--- Begin GIVEN RECORDS ---

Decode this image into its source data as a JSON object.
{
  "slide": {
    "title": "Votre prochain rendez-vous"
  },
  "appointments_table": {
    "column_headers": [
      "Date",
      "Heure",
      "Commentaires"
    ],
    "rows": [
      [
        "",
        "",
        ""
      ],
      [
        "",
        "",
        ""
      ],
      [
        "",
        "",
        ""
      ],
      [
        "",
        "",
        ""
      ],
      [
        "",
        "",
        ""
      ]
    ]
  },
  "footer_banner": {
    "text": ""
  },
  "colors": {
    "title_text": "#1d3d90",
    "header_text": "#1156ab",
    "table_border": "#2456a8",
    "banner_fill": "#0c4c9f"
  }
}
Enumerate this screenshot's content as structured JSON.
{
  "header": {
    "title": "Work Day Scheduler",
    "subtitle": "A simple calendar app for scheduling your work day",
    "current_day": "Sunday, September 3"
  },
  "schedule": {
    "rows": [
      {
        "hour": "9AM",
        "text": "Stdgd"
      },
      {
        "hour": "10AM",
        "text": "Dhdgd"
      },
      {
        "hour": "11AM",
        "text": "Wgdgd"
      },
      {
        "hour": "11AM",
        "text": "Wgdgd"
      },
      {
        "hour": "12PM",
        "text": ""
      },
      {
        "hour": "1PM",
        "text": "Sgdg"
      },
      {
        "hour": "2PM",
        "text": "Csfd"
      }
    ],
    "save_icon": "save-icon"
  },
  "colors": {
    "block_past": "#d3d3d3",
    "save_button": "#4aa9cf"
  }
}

--- End GIVEN RECORDS ---

STATED GOAL:
Of the lines in this material, state how many hold the string "hour". Write no other words.

TASK RESPONSE:
7